WHAT YOU SHOULD DO: Find the word "inteſtato" in the listing; pull out each line holding it.

EXTRACTED INFORMATION:
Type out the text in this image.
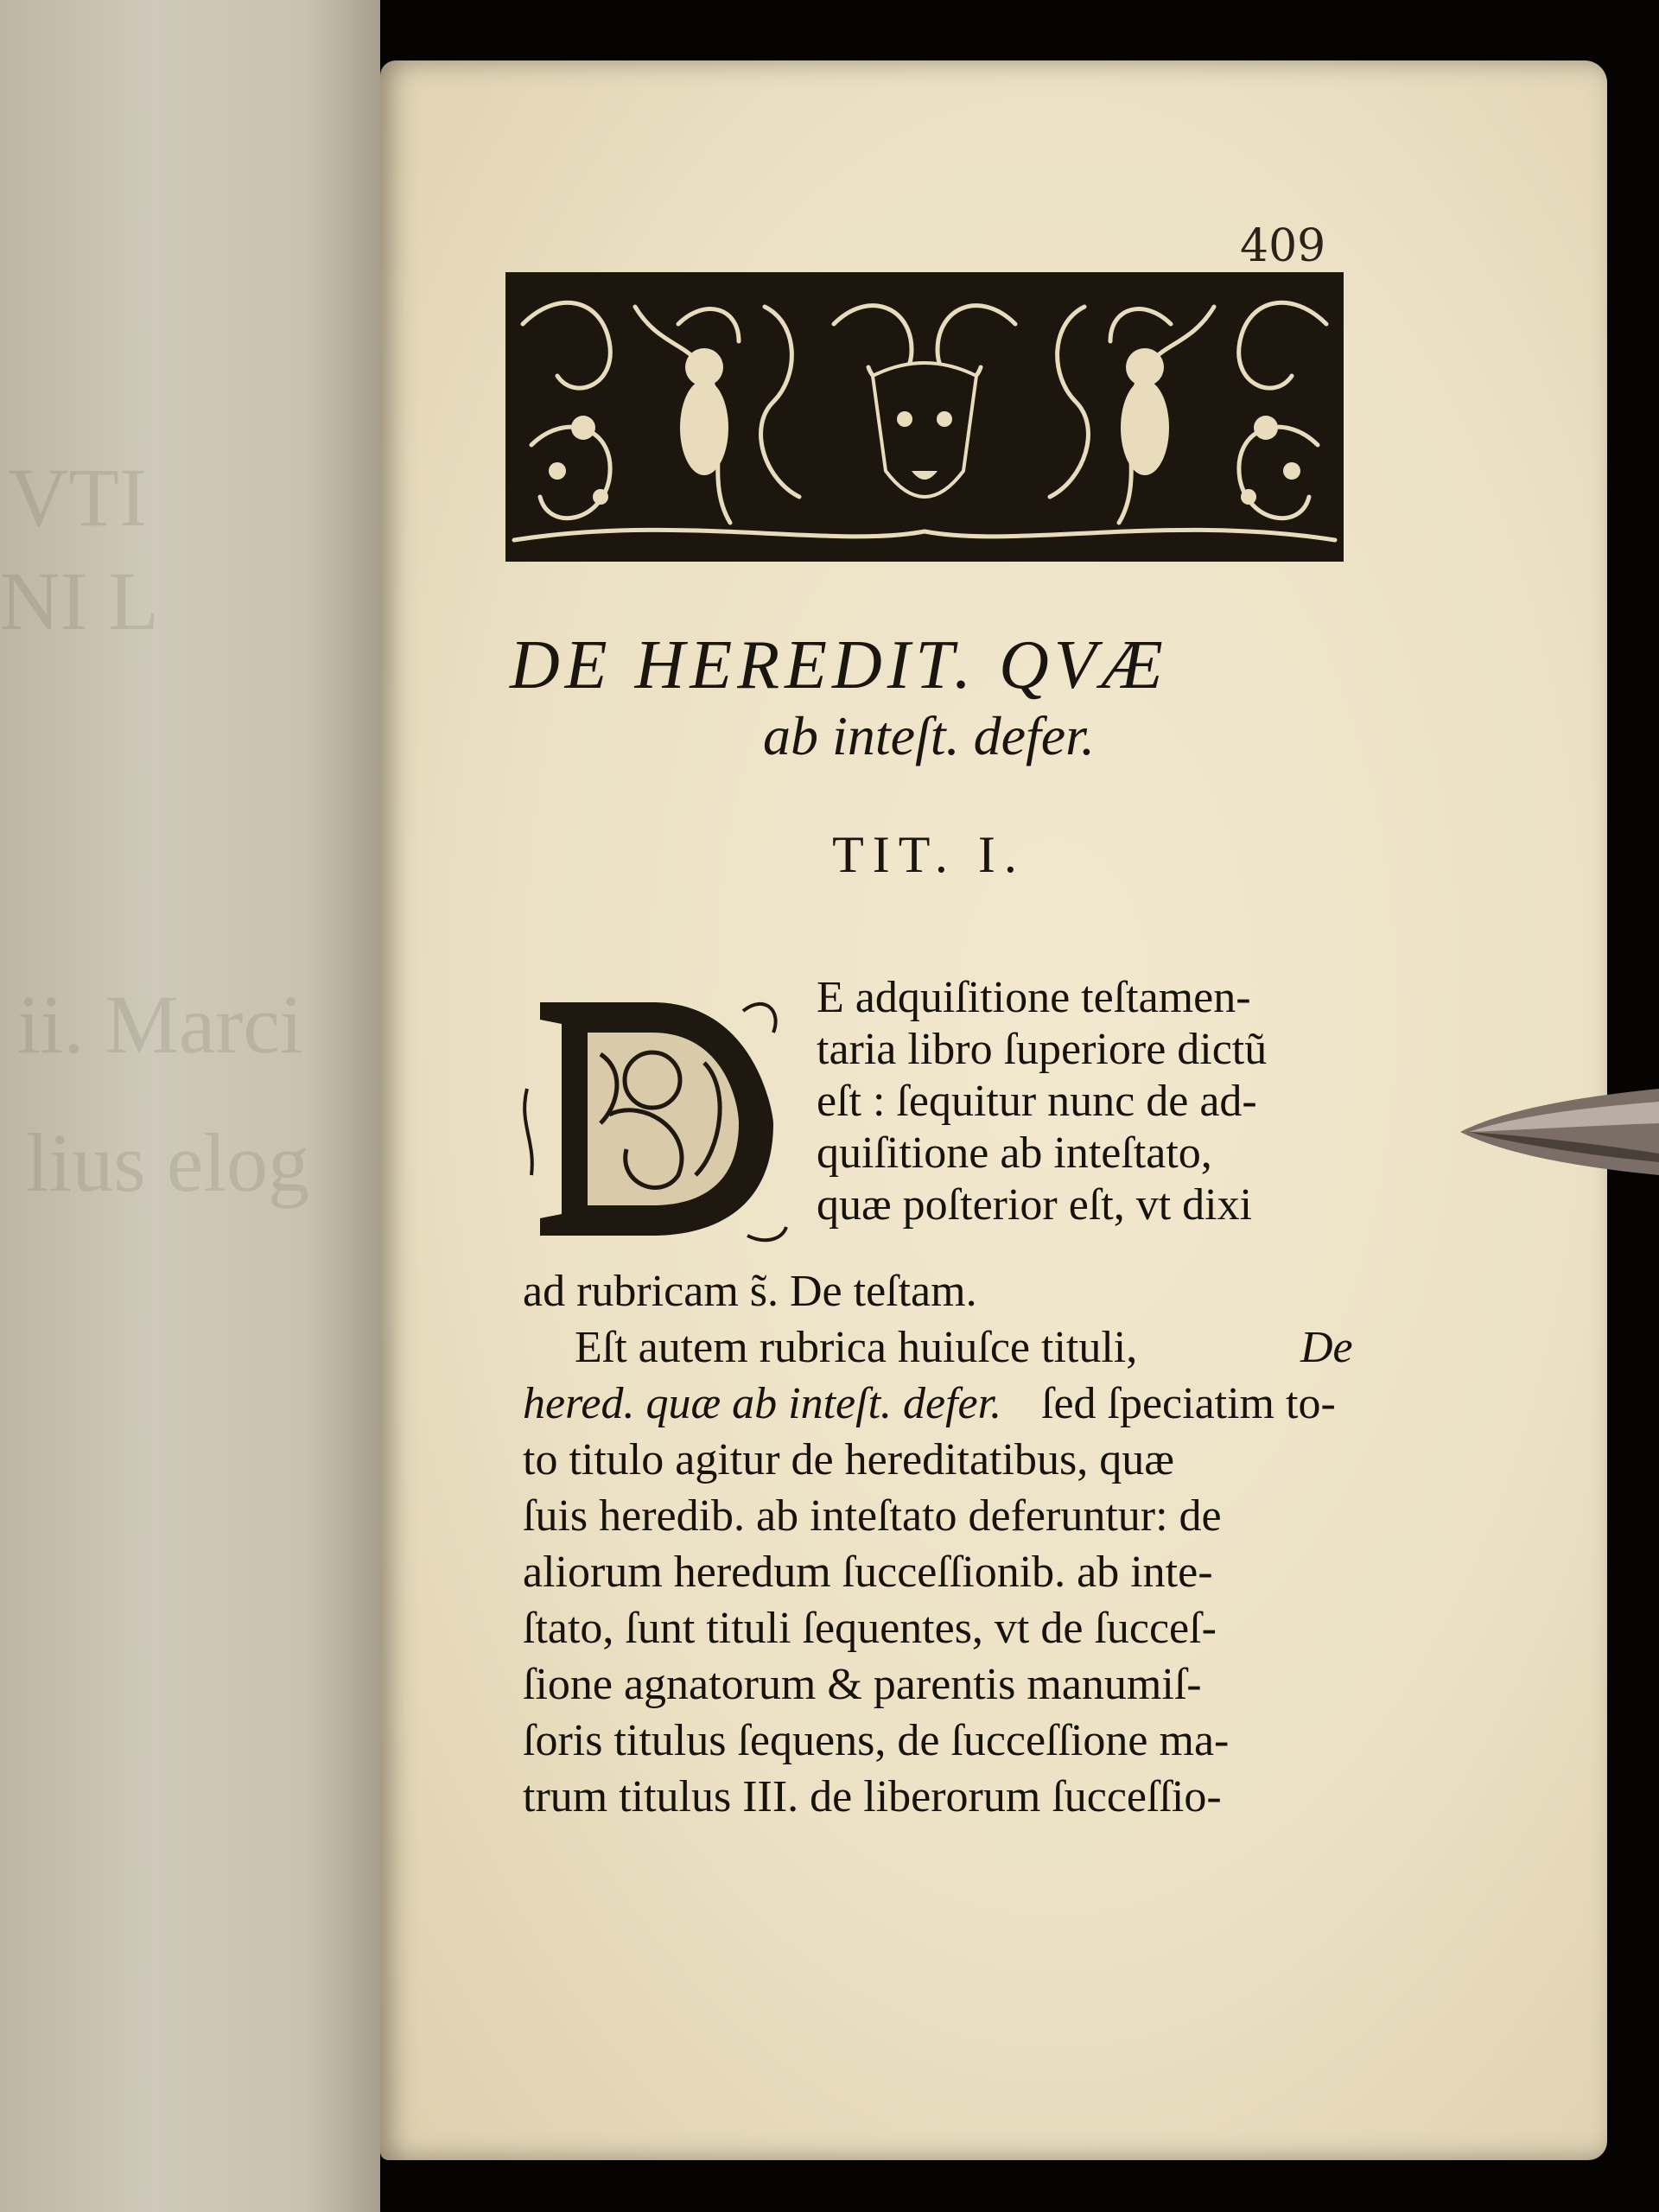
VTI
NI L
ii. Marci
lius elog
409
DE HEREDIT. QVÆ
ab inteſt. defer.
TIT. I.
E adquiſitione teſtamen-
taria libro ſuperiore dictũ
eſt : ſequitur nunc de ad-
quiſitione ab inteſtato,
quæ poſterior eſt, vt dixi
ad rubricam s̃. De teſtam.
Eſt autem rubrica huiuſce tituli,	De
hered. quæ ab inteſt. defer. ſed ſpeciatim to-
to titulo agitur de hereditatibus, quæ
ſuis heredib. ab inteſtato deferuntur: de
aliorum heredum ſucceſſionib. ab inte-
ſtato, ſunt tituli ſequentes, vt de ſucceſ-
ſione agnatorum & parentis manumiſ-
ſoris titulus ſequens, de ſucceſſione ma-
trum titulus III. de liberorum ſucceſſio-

PROBLEM SOLUTION:
quiſitione ab inteſtato,
ſuis heredib. ab inteſtato deferuntur: de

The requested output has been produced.